**WHAT THE EXERCISE ASKS:** Take the entries below and reproduce them word for word.

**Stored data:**
======
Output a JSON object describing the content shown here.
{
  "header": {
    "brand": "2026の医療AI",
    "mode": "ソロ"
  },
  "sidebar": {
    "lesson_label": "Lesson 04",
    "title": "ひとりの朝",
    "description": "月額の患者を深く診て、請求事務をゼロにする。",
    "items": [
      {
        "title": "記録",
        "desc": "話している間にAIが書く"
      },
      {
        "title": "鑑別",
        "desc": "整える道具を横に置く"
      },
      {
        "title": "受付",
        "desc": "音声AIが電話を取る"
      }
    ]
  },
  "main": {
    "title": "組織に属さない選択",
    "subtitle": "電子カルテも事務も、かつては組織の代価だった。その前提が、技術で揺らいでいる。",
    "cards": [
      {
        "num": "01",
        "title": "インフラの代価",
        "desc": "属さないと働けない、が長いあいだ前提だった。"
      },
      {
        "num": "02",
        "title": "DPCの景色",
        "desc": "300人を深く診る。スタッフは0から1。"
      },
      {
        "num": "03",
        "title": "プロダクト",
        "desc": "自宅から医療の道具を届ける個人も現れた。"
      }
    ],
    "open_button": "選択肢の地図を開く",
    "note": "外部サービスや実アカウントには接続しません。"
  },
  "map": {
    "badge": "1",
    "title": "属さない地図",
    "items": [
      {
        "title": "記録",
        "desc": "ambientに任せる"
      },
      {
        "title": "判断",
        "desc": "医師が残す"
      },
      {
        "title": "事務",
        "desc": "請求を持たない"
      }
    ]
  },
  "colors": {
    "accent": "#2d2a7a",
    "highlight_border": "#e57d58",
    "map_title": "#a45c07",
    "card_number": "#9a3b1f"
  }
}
======
**COMPLETE ANSWER:**
Output a JSON object describing the content shown here.
{
  "header": {
    "brand": "2026の医療AI",
    "mode": "ソロ"
  },
  "sidebar": {
    "lesson_label": "Lesson 04",
    "title": "ひとりの朝",
    "description": "月額の患者を深く診て、請求事務をゼロにする。",
    "items": [
      {
        "title": "記録",
        "desc": "話している間にAIが書く"
      },
      {
        "title": "鑑別",
        "desc": "整える道具を横に置く"
      },
      {
        "title": "受付",
        "desc": "音声AIが電話を取る"
      }
    ]
  },
  "main": {
    "title": "組織に属さない選択",
    "subtitle": "電子カルテも事務も、かつては組織の代価だった。その前提が、技術で揺らいでいる。",
    "cards": [
      {
        "num": "01",
        "title": "インフラの代価",
        "desc": "属さないと働けない、が長いあいだ前提だった。"
      },
      {
        "num": "02",
        "title": "DPCの景色",
        "desc": "300人を深く診る。スタッフは0から1。"
      },
      {
        "num": "03",
        "title": "プロダクト",
        "desc": "自宅から医療の道具を届ける個人も現れた。"
      }
    ],
    "open_button": "選択肢の地図を開く",
    "note": "外部サービスや実アカウントには接続しません。"
  },
  "map": {
    "badge": "1",
    "title": "属さない地図",
    "items": [
      {
        "title": "記録",
        "desc": "ambientに任せる"
      },
      {
        "title": "判断",
        "desc": "医師が残す"
      },
      {
        "title": "事務",
        "desc": "請求を持たない"
      }
    ]
  },
  "colors": {
    "accent": "#2d2a7a",
    "highlight_border": "#e57d58",
    "map_title": "#a45c07",
    "card_number": "#9a3b1f"
  }
}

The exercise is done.